| ARBEITSAUFTRAG |
Geben Sie die folgenden Zeilen Wort für Wort und Zeichen für Zeichen wieder.

| BEREITGESTELLTES MATERIAL |
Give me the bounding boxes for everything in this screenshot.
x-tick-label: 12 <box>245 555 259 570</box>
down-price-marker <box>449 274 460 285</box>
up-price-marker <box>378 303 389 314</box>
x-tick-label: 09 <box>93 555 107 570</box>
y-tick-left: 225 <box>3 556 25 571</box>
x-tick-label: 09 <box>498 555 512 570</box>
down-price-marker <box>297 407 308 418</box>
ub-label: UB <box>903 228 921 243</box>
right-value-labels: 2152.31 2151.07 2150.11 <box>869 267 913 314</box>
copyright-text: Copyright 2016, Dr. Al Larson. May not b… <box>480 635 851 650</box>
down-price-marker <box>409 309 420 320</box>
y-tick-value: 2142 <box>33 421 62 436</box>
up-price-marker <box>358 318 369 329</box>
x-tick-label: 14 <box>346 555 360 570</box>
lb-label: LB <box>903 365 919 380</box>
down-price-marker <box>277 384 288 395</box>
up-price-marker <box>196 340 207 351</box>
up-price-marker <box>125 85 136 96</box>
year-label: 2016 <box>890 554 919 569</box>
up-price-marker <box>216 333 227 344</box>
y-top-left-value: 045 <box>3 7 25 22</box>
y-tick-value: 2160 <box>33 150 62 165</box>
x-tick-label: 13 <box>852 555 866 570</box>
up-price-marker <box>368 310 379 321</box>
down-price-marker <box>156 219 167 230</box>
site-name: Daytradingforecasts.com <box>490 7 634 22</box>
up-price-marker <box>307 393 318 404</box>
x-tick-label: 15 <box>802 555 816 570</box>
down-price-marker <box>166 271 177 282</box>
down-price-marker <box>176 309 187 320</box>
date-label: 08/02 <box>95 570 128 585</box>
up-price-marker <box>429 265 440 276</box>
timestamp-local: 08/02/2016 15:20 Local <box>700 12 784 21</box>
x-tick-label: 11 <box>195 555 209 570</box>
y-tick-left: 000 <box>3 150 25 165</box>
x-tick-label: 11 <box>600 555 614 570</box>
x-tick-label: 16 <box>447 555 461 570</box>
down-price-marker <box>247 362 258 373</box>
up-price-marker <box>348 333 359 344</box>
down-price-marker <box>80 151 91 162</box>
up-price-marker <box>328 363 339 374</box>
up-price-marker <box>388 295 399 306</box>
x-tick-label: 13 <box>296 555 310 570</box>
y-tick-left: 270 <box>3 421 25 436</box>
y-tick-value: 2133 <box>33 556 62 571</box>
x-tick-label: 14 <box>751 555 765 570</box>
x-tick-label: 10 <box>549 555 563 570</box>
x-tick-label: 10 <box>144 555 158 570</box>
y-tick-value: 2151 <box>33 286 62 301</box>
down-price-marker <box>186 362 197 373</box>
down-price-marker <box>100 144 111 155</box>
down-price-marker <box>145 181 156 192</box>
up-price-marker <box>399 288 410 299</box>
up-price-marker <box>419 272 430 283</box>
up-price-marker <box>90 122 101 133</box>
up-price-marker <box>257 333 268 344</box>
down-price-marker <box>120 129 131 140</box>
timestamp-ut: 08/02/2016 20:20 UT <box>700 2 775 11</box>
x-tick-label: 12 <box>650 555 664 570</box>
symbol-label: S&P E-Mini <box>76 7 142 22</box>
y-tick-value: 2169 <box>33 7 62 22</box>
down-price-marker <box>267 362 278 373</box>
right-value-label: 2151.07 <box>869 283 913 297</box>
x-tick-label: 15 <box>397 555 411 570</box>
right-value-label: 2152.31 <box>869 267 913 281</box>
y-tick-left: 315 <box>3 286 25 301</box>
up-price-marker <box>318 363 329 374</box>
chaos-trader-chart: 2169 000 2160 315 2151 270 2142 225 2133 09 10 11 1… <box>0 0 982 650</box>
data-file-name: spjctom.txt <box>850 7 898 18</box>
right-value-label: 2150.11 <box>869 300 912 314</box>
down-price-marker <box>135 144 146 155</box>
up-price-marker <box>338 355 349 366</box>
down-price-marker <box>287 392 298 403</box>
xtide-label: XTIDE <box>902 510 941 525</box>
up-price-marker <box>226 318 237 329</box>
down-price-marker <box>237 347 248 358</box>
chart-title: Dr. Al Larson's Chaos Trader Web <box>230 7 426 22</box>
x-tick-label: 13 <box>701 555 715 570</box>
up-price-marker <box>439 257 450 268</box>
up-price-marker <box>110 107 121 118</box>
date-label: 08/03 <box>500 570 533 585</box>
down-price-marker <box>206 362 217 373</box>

| LÖSUNG |
Give me the bounding boxes for everything in this screenshot.
x-tick-label: 12 <box>245 555 259 570</box>
down-price-marker <box>449 274 460 285</box>
up-price-marker <box>378 303 389 314</box>
x-tick-label: 09 <box>93 555 107 570</box>
y-tick-left: 225 <box>3 556 25 571</box>
x-tick-label: 09 <box>498 555 512 570</box>
down-price-marker <box>297 407 308 418</box>
ub-label: UB <box>903 228 921 243</box>
right-value-labels: 2152.31 2151.07 2150.11 <box>869 267 913 314</box>
copyright-text: Copyright 2016, Dr. Al Larson. May not b… <box>480 635 851 650</box>
down-price-marker <box>409 309 420 320</box>
y-tick-value: 2142 <box>33 421 62 436</box>
up-price-marker <box>358 318 369 329</box>
x-tick-label: 14 <box>346 555 360 570</box>
lb-label: LB <box>903 365 919 380</box>
down-price-marker <box>277 384 288 395</box>
up-price-marker <box>196 340 207 351</box>
up-price-marker <box>125 85 136 96</box>
year-label: 2016 <box>890 554 919 569</box>
up-price-marker <box>216 333 227 344</box>
y-top-left-value: 045 <box>3 7 25 22</box>
y-tick-value: 2160 <box>33 150 62 165</box>
x-tick-label: 13 <box>852 555 866 570</box>
up-price-marker <box>368 310 379 321</box>
down-price-marker <box>156 219 167 230</box>
site-name: Daytradingforecasts.com <box>490 7 634 22</box>
up-price-marker <box>307 393 318 404</box>
x-tick-label: 15 <box>802 555 816 570</box>
down-price-marker <box>166 271 177 282</box>
down-price-marker <box>176 309 187 320</box>
date-label: 08/02 <box>95 570 128 585</box>
up-price-marker <box>429 265 440 276</box>
timestamp-local: 08/02/2016 15:20 Local <box>700 12 784 21</box>
x-tick-label: 11 <box>195 555 209 570</box>
y-tick-left: 000 <box>3 150 25 165</box>
x-tick-label: 11 <box>600 555 614 570</box>
x-tick-label: 16 <box>447 555 461 570</box>
down-price-marker <box>247 362 258 373</box>
up-price-marker <box>348 333 359 344</box>
down-price-marker <box>80 151 91 162</box>
up-price-marker <box>328 363 339 374</box>
up-price-marker <box>388 295 399 306</box>
x-tick-label: 13 <box>296 555 310 570</box>
y-tick-left: 270 <box>3 421 25 436</box>
y-tick-value: 2133 <box>33 556 62 571</box>
x-tick-label: 14 <box>751 555 765 570</box>
x-tick-label: 10 <box>549 555 563 570</box>
x-tick-label: 10 <box>144 555 158 570</box>
y-tick-value: 2151 <box>33 286 62 301</box>
down-price-marker <box>186 362 197 373</box>
down-price-marker <box>100 144 111 155</box>
down-price-marker <box>145 181 156 192</box>
up-price-marker <box>399 288 410 299</box>
up-price-marker <box>419 272 430 283</box>
up-price-marker <box>90 122 101 133</box>
up-price-marker <box>257 333 268 344</box>
down-price-marker <box>120 129 131 140</box>
timestamp-ut: 08/02/2016 20:20 UT <box>700 2 775 11</box>
x-tick-label: 12 <box>650 555 664 570</box>
symbol-label: S&P E-Mini <box>76 7 142 22</box>
y-tick-value: 2169 <box>33 7 62 22</box>
down-price-marker <box>267 362 278 373</box>
right-value-label: 2151.07 <box>869 283 913 297</box>
x-tick-label: 15 <box>397 555 411 570</box>
right-value-label: 2152.31 <box>869 267 913 281</box>
y-tick-left: 315 <box>3 286 25 301</box>
up-price-marker <box>318 363 329 374</box>
chaos-trader-chart: 2169 000 2160 315 2151 270 2142 225 2133 09 10 11 1… <box>0 0 982 650</box>
data-file-name: spjctom.txt <box>850 7 898 18</box>
right-value-label: 2150.11 <box>869 300 912 314</box>
down-price-marker <box>135 144 146 155</box>
up-price-marker <box>338 355 349 366</box>
down-price-marker <box>287 392 298 403</box>
xtide-label: XTIDE <box>902 510 941 525</box>
up-price-marker <box>226 318 237 329</box>
down-price-marker <box>237 347 248 358</box>
chart-title: Dr. Al Larson's Chaos Trader Web <box>230 7 426 22</box>
x-tick-label: 13 <box>701 555 715 570</box>
up-price-marker <box>439 257 450 268</box>
up-price-marker <box>110 107 121 118</box>
date-label: 08/03 <box>500 570 533 585</box>
down-price-marker <box>206 362 217 373</box>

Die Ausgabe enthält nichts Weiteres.